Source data
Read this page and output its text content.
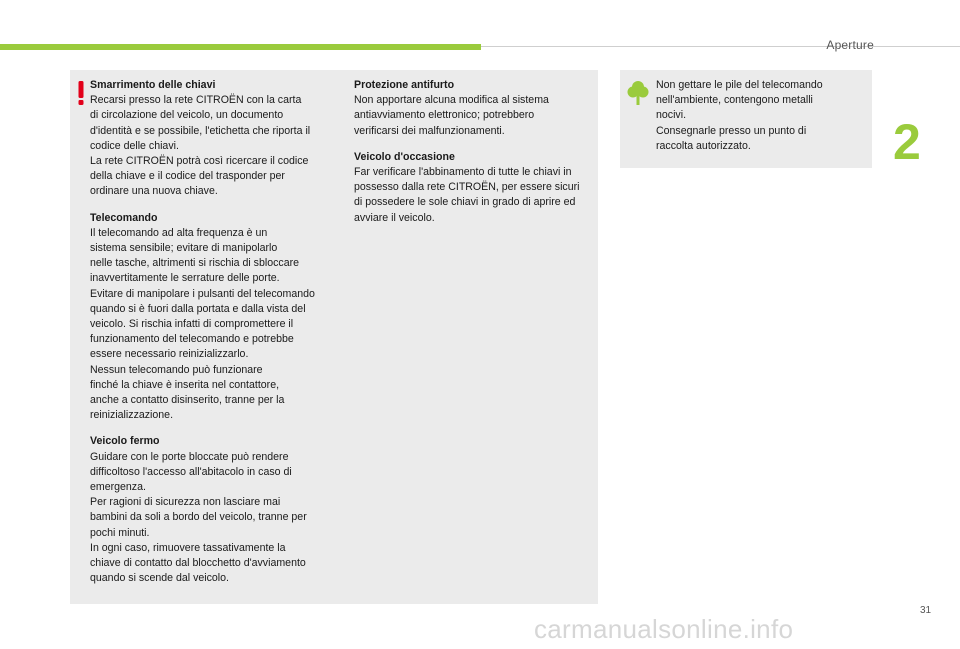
Aperture
2
Smarrimento delle chiavi

Recarsi presso la rete CITROËN con la carta
di circolazione del veicolo, un documento
d'identità e se possibile, l'etichetta che riporta il
codice delle chiavi.
La rete CITROËN potrà così ricercare il codice
della chiave e il codice del trasponder per
ordinare una nuova chiave.

Telecomando

Il telecomando ad alta frequenza è un
sistema sensibile; evitare di manipolarlo
nelle tasche, altrimenti si rischia di sbloccare
inavvertitamente le serrature delle porte.
Evitare di manipolare i pulsanti del telecomando
quando si è fuori dalla portata e dalla vista del
veicolo. Si rischia infatti di compromettere il
funzionamento del telecomando e potrebbe
essere necessario reinizializzarlo.
Nessun telecomando può funzionare
finché la chiave è inserita nel contattore,
anche a contatto disinserito, tranne per la
reinizializzazione.

Veicolo fermo

Guidare con le porte bloccate può rendere
difficoltoso l'accesso all'abitacolo in caso di
emergenza.
Per ragioni di sicurezza non lasciare mai
bambini da soli a bordo del veicolo, tranne per
pochi minuti.
In ogni caso, rimuovere tassativamente la
chiave di contatto dal blocchetto d'avviamento
quando si scende dal veicolo.

Protezione antifurto

Non apportare alcuna modifica al sistema
antiavviamento elettronico; potrebbero
verificarsi dei malfunzionamenti.

Veicolo d'occasione

Far verificare l'abbinamento di tutte le chiavi in
possesso dalla rete CITROËN, per essere sicuri
di possedere le sole chiavi in grado di aprire ed
avviare il veicolo.

Non gettare le pile del telecomando
nell'ambiente, contengono metalli
nocivi.
Consegnarle presso un punto di
raccolta autorizzato.

31
carmanualsonline.info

Task directions
Reproduce the entries exactly. Do not carry over any picture.

Correct response
Read this page and output its text content.
Aperture
2
Smarrimento delle chiavi

Recarsi presso la rete CITROËN con la carta
di circolazione del veicolo, un documento
d'identità e se possibile, l'etichetta che riporta il
codice delle chiavi.
La rete CITROËN potrà così ricercare il codice
della chiave e il codice del trasponder per
ordinare una nuova chiave.

Telecomando

Il telecomando ad alta frequenza è un
sistema sensibile; evitare di manipolarlo
nelle tasche, altrimenti si rischia di sbloccare
inavvertitamente le serrature delle porte.
Evitare di manipolare i pulsanti del telecomando
quando si è fuori dalla portata e dalla vista del
veicolo. Si rischia infatti di compromettere il
funzionamento del telecomando e potrebbe
essere necessario reinizializzarlo.
Nessun telecomando può funzionare
finché la chiave è inserita nel contattore,
anche a contatto disinserito, tranne per la
reinizializzazione.

Veicolo fermo

Guidare con le porte bloccate può rendere
difficoltoso l'accesso all'abitacolo in caso di
emergenza.
Per ragioni di sicurezza non lasciare mai
bambini da soli a bordo del veicolo, tranne per
pochi minuti.
In ogni caso, rimuovere tassativamente la
chiave di contatto dal blocchetto d'avviamento
quando si scende dal veicolo.

Protezione antifurto

Non apportare alcuna modifica al sistema
antiavviamento elettronico; potrebbero
verificarsi dei malfunzionamenti.

Veicolo d'occasione

Far verificare l'abbinamento di tutte le chiavi in
possesso dalla rete CITROËN, per essere sicuri
di possedere le sole chiavi in grado di aprire ed
avviare il veicolo.

Non gettare le pile del telecomando
nell'ambiente, contengono metalli
nocivi.
Consegnarle presso un punto di
raccolta autorizzato.

31
carmanualsonline.info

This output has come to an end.